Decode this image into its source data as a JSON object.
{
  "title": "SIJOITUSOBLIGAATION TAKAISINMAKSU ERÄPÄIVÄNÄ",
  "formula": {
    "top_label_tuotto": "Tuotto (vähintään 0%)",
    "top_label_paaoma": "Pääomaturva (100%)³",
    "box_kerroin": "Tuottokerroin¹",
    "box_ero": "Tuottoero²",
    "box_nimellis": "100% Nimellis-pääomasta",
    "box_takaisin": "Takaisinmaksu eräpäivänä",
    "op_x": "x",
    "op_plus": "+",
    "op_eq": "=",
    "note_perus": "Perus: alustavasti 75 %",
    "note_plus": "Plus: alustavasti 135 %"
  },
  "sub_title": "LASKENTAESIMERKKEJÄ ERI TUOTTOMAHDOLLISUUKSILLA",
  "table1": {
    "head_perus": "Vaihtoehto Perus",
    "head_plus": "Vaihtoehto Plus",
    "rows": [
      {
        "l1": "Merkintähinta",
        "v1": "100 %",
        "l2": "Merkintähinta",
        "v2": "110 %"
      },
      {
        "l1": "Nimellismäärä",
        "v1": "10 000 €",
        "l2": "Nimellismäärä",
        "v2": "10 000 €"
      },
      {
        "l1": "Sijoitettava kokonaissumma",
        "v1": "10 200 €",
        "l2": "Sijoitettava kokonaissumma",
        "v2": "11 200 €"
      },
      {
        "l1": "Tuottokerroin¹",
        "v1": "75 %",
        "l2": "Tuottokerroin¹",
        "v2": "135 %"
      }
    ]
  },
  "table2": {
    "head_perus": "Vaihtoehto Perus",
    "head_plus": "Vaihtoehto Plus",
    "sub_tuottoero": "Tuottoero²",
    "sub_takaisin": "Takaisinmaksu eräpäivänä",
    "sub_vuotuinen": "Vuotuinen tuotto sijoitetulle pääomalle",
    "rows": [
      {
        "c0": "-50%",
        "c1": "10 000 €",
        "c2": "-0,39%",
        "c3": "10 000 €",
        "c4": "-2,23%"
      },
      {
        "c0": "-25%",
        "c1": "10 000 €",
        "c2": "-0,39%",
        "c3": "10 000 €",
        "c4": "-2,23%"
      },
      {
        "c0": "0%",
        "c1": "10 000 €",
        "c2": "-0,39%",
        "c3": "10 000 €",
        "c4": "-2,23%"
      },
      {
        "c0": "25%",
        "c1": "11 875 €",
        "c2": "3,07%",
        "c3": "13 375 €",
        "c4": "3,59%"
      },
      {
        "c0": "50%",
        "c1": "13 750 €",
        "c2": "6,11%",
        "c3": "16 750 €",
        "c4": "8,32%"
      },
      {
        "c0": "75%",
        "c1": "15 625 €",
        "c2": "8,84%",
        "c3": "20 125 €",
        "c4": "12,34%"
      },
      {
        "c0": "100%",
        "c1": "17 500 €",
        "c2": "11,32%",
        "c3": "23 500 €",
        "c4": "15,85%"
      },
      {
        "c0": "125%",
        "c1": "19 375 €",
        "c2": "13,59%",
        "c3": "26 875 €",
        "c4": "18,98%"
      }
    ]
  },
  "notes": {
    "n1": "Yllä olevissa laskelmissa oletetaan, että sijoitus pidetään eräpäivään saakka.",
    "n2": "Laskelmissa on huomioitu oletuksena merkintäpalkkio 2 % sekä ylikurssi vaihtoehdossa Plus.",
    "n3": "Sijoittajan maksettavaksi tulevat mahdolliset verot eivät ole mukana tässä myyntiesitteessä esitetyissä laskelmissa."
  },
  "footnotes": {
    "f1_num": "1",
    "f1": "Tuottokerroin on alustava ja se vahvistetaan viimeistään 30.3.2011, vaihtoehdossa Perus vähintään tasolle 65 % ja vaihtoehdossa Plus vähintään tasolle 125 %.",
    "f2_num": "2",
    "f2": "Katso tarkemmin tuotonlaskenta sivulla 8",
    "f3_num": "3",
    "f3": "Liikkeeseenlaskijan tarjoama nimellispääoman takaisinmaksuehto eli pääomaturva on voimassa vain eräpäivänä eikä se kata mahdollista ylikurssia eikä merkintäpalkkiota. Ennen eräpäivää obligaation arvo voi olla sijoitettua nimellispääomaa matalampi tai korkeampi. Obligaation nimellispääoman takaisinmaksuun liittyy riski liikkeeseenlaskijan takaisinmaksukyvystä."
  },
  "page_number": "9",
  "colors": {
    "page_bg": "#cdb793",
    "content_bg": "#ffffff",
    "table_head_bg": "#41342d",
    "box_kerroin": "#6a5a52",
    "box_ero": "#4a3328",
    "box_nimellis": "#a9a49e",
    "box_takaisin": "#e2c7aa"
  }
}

What you will do: Quote all of the entries exactly as they appear.

Completed exercise:
Decode this image into its source data as a JSON object.
{
  "title": "SIJOITUSOBLIGAATION TAKAISINMAKSU ERÄPÄIVÄNÄ",
  "formula": {
    "top_label_tuotto": "Tuotto (vähintään 0%)",
    "top_label_paaoma": "Pääomaturva (100%)³",
    "box_kerroin": "Tuottokerroin¹",
    "box_ero": "Tuottoero²",
    "box_nimellis": "100% Nimellis-pääomasta",
    "box_takaisin": "Takaisinmaksu eräpäivänä",
    "op_x": "x",
    "op_plus": "+",
    "op_eq": "=",
    "note_perus": "Perus: alustavasti 75 %",
    "note_plus": "Plus: alustavasti 135 %"
  },
  "sub_title": "LASKENTAESIMERKKEJÄ ERI TUOTTOMAHDOLLISUUKSILLA",
  "table1": {
    "head_perus": "Vaihtoehto Perus",
    "head_plus": "Vaihtoehto Plus",
    "rows": [
      {
        "l1": "Merkintähinta",
        "v1": "100 %",
        "l2": "Merkintähinta",
        "v2": "110 %"
      },
      {
        "l1": "Nimellismäärä",
        "v1": "10 000 €",
        "l2": "Nimellismäärä",
        "v2": "10 000 €"
      },
      {
        "l1": "Sijoitettava kokonaissumma",
        "v1": "10 200 €",
        "l2": "Sijoitettava kokonaissumma",
        "v2": "11 200 €"
      },
      {
        "l1": "Tuottokerroin¹",
        "v1": "75 %",
        "l2": "Tuottokerroin¹",
        "v2": "135 %"
      }
    ]
  },
  "table2": {
    "head_perus": "Vaihtoehto Perus",
    "head_plus": "Vaihtoehto Plus",
    "sub_tuottoero": "Tuottoero²",
    "sub_takaisin": "Takaisinmaksu eräpäivänä",
    "sub_vuotuinen": "Vuotuinen tuotto sijoitetulle pääomalle",
    "rows": [
      {
        "c0": "-50%",
        "c1": "10 000 €",
        "c2": "-0,39%",
        "c3": "10 000 €",
        "c4": "-2,23%"
      },
      {
        "c0": "-25%",
        "c1": "10 000 €",
        "c2": "-0,39%",
        "c3": "10 000 €",
        "c4": "-2,23%"
      },
      {
        "c0": "0%",
        "c1": "10 000 €",
        "c2": "-0,39%",
        "c3": "10 000 €",
        "c4": "-2,23%"
      },
      {
        "c0": "25%",
        "c1": "11 875 €",
        "c2": "3,07%",
        "c3": "13 375 €",
        "c4": "3,59%"
      },
      {
        "c0": "50%",
        "c1": "13 750 €",
        "c2": "6,11%",
        "c3": "16 750 €",
        "c4": "8,32%"
      },
      {
        "c0": "75%",
        "c1": "15 625 €",
        "c2": "8,84%",
        "c3": "20 125 €",
        "c4": "12,34%"
      },
      {
        "c0": "100%",
        "c1": "17 500 €",
        "c2": "11,32%",
        "c3": "23 500 €",
        "c4": "15,85%"
      },
      {
        "c0": "125%",
        "c1": "19 375 €",
        "c2": "13,59%",
        "c3": "26 875 €",
        "c4": "18,98%"
      }
    ]
  },
  "notes": {
    "n1": "Yllä olevissa laskelmissa oletetaan, että sijoitus pidetään eräpäivään saakka.",
    "n2": "Laskelmissa on huomioitu oletuksena merkintäpalkkio 2 % sekä ylikurssi vaihtoehdossa Plus.",
    "n3": "Sijoittajan maksettavaksi tulevat mahdolliset verot eivät ole mukana tässä myyntiesitteessä esitetyissä laskelmissa."
  },
  "footnotes": {
    "f1_num": "1",
    "f1": "Tuottokerroin on alustava ja se vahvistetaan viimeistään 30.3.2011, vaihtoehdossa Perus vähintään tasolle 65 % ja vaihtoehdossa Plus vähintään tasolle 125 %.",
    "f2_num": "2",
    "f2": "Katso tarkemmin tuotonlaskenta sivulla 8",
    "f3_num": "3",
    "f3": "Liikkeeseenlaskijan tarjoama nimellispääoman takaisinmaksuehto eli pääomaturva on voimassa vain eräpäivänä eikä se kata mahdollista ylikurssia eikä merkintäpalkkiota. Ennen eräpäivää obligaation arvo voi olla sijoitettua nimellispääomaa matalampi tai korkeampi. Obligaation nimellispääoman takaisinmaksuun liittyy riski liikkeeseenlaskijan takaisinmaksukyvystä."
  },
  "page_number": "9",
  "colors": {
    "page_bg": "#cdb793",
    "content_bg": "#ffffff",
    "table_head_bg": "#41342d",
    "box_kerroin": "#6a5a52",
    "box_ero": "#4a3328",
    "box_nimellis": "#a9a49e",
    "box_takaisin": "#e2c7aa"
  }
}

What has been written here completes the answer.